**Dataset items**
◇ ◇ ◇ ◇ ◇ ◇ ◇

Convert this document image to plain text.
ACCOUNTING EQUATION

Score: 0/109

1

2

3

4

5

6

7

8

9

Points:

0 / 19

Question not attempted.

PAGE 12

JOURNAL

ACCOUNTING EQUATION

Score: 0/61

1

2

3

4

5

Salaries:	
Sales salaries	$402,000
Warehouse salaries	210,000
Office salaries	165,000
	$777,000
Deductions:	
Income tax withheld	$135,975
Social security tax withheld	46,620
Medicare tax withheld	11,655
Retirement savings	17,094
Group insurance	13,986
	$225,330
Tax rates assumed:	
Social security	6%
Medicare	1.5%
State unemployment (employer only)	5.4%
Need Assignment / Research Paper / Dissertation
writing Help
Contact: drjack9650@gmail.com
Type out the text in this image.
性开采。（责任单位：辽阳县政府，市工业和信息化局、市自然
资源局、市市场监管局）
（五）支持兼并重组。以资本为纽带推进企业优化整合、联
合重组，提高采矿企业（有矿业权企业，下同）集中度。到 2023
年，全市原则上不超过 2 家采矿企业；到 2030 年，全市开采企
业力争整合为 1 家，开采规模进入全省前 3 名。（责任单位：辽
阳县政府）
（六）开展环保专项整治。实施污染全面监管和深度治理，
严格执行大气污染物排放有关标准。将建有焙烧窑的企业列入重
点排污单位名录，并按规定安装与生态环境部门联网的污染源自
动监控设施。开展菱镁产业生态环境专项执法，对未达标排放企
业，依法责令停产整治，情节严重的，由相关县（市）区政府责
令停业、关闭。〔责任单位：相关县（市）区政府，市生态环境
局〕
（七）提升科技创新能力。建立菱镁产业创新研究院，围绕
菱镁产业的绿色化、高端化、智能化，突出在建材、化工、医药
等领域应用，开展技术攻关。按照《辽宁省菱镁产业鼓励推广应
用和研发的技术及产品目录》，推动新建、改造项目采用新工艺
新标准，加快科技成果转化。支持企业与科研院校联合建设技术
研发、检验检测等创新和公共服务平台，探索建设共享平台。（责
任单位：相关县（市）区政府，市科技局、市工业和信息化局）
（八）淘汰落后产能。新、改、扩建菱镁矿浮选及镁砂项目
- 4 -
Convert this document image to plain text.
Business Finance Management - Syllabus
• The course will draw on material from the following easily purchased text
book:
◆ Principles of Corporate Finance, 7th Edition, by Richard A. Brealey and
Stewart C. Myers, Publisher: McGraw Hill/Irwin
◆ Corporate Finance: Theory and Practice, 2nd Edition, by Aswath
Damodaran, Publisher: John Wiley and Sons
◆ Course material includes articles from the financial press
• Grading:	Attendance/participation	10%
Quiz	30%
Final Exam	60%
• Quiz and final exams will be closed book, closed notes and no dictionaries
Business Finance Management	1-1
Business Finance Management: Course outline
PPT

◇ ◇ ◇ ◇ ◇ ◇ ◇

**EXERCISE INSTRUCTIONS**
Write out every line from the entries where "withheld" appears.

**SOLUTION FOR THIS EXERCISE**
Income tax withheld	$135,975
Social security tax withheld	46,620
Medicare tax withheld	11,655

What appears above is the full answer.